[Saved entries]
"""

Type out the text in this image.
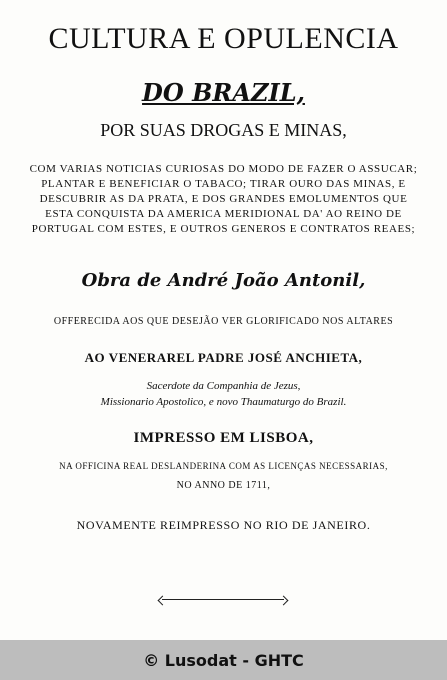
CULTURA E OPULENCIA
DO BRAZIL,
POR SUAS DROGAS E MINAS,
COM VARIAS NOTICIAS CURIOSAS DO MODO DE FAZER O ASSUCAR;
PLANTAR E BENEFICIAR O TABACO; TIRAR OURO DAS MINAS, E
DESCUBRIR AS DA PRATA, E DOS GRANDES EMOLUMENTOS QUE
ESTA CONQUISTA DA AMERICA MERIDIONAL DA' AO REINO DE
PORTUGAL COM ESTES, E OUTROS GENEROS E CONTRATOS REAES;
Obra de André João Antonil,
OFFERECIDA AOS QUE DESEJÃO VER GLORIFICADO NOS ALTARES
AO VENERAREL PADRE JOSÉ ANCHIETA,
Sacerdote da Companhia de Jezus,
Missionario Apostolico, e novo Thaumaturgo do Brazil.
IMPRESSO EM LISBOA,
NA OFFICINA REAL DESLANDERINA COM AS LICENÇAS NECESSARIAS,
NO ANNO DE 1711,
NOVAMENTE REIMPRESSO NO RIO DE JANEIRO.
© Lusodat - GHTC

"""

Brief
Restate the whole listing above exactly, please, omitting every image.

Result for this task
Type out the text in this image.
CULTURA E OPULENCIA
DO BRAZIL,
POR SUAS DROGAS E MINAS,
COM VARIAS NOTICIAS CURIOSAS DO MODO DE FAZER O ASSUCAR;
PLANTAR E BENEFICIAR O TABACO; TIRAR OURO DAS MINAS, E
DESCUBRIR AS DA PRATA, E DOS GRANDES EMOLUMENTOS QUE
ESTA CONQUISTA DA AMERICA MERIDIONAL DA' AO REINO DE
PORTUGAL COM ESTES, E OUTROS GENEROS E CONTRATOS REAES;
Obra de André João Antonil,
OFFERECIDA AOS QUE DESEJÃO VER GLORIFICADO NOS ALTARES
AO VENERAREL PADRE JOSÉ ANCHIETA,
Sacerdote da Companhia de Jezus,
Missionario Apostolico, e novo Thaumaturgo do Brazil.
IMPRESSO EM LISBOA,
NA OFFICINA REAL DESLANDERINA COM AS LICENÇAS NECESSARIAS,
NO ANNO DE 1711,
NOVAMENTE REIMPRESSO NO RIO DE JANEIRO.
© Lusodat - GHTC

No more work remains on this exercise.